*WORK INSTRUCTION A:*
List every network or group that the text on the Institute of Technology Assessment says the institute belongs to.
*WORK INSTRUCTION B:*
Write the next part of the text on the Institute of Technology Assessment, picking up after its final sentence.

*SELECTED PASSAGE:*
-- -- --
= Institute of Technology Assessment =

The Institute of Technology Assessment (ITA; German: Institut für Technikfolgen-Abschätzung) is a research unit of the Austrian Academy of Sciences in Vienna.

ITA-Logo, English

The ITA is the only institution in Austria that is entirely devoted to technology assessment (TA). Together with its partner Austrian Institute of Technology, it advises the Austrian Parliament. The institute organises for many years the internationally renowned annual TA conferences in Vienna. Moreover, it serves as a national and international networking node of the TA community. ITA is a full member of the European Parliamentary Technology Assessment (EPTA) network, is a founding member of the German-speaking Network NTA (Netzwerk Technikfolgenabschätzung) and of the globalTA network and is, since 2008, a member of the European Technology Assessment Group (ETAG).
-- -- --
Records from a data source
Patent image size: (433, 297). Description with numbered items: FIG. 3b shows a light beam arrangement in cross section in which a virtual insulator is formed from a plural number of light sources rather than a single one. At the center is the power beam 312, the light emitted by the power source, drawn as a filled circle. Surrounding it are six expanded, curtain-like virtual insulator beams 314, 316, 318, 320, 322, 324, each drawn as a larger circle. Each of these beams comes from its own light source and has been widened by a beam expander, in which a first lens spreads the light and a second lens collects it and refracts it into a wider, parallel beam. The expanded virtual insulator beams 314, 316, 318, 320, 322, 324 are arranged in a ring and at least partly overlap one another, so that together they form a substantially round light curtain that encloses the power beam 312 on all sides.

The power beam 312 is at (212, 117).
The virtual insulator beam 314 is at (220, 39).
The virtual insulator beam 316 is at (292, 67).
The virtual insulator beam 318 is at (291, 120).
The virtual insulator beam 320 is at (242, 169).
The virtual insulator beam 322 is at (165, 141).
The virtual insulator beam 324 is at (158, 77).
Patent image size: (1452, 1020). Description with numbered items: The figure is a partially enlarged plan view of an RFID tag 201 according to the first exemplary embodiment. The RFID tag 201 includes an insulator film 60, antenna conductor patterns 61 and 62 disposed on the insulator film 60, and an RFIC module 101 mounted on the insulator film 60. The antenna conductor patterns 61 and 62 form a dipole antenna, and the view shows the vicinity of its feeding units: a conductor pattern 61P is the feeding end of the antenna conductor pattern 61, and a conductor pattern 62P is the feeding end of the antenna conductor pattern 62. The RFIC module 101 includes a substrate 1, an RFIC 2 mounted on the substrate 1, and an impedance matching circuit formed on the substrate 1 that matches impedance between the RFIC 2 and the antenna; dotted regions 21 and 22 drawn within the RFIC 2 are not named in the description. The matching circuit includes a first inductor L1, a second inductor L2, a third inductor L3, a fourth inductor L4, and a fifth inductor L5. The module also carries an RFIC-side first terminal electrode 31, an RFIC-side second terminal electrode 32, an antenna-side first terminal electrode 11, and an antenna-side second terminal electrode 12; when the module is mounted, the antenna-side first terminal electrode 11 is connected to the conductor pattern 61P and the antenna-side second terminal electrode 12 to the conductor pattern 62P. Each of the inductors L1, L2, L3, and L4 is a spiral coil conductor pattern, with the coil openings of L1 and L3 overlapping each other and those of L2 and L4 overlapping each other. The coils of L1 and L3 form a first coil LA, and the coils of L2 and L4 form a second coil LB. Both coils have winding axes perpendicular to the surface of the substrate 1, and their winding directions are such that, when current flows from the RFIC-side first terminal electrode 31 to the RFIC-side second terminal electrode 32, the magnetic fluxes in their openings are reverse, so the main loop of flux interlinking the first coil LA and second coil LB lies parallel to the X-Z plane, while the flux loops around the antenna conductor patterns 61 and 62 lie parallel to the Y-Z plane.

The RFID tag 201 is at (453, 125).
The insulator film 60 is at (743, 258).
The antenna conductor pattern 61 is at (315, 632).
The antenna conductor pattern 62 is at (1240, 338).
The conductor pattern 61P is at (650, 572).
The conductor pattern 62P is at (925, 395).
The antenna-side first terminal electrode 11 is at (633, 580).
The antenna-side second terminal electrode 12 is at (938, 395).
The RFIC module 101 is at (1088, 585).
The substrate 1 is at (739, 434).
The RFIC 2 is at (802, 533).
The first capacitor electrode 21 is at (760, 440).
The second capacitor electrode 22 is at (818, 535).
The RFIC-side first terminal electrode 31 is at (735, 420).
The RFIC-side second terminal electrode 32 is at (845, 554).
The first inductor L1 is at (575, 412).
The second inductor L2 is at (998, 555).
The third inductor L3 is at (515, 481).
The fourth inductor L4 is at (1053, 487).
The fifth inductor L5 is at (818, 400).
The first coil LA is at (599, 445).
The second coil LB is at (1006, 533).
-- -- --
*EXERCISE RESPONSE A:*
- European Parliamentary Technology Assessment (EPTA) network
- Netzwerk Technikfolgenabschätzung (NTA)
- globalTA network
- European Technology Assessment Group (ETAG)

*EXERCISE RESPONSE B:*
== History ==

Founded in 1985 as a working group within the former "Institute for Socio-economic Development Research and Technology Assessment" (Institut für Sozio-ökonomische Entwicklungsforschung und Technikbewertung, ISET), since the end of 1987 independent as "Technology Assessment Unit (TAU)" ("Forschungsstelle für Technikbewertung ", FTB)); since 1994 an institute (ITA) of the Austrian Academy of Sciences. Its founding director was the physicist prof. Ernest Braun (previously director of the Technology Policy Unit at Aston University in Great Britain). The second director was the economist prof. Gunther Tichy (full professor at the University of Graz and senior researcher at the Austrian Institute of Economic Research in Vienna. Since 2006 Michael Nentwich, law and STS (science and technology studies) scholar, directs the institute. Currently, the institute has approx. Twenty-five staff members, among them twenty researchers from the natural and engineering sciences, humanities and social sciences.

== Main areas of research ==

The ITA focuses on the following themes:
- The information society, in particular "E-governance: ICT in the realm of the state", "Privacy and security technologies" and "Networked environments" (with a focus on the Internet)
- Governance of controversial technologies
- Technology and sustainability
- Cross-cutting issues of technology assessment and methods
ITA recently added a "topics" section describing the main topics it deals with in plain language.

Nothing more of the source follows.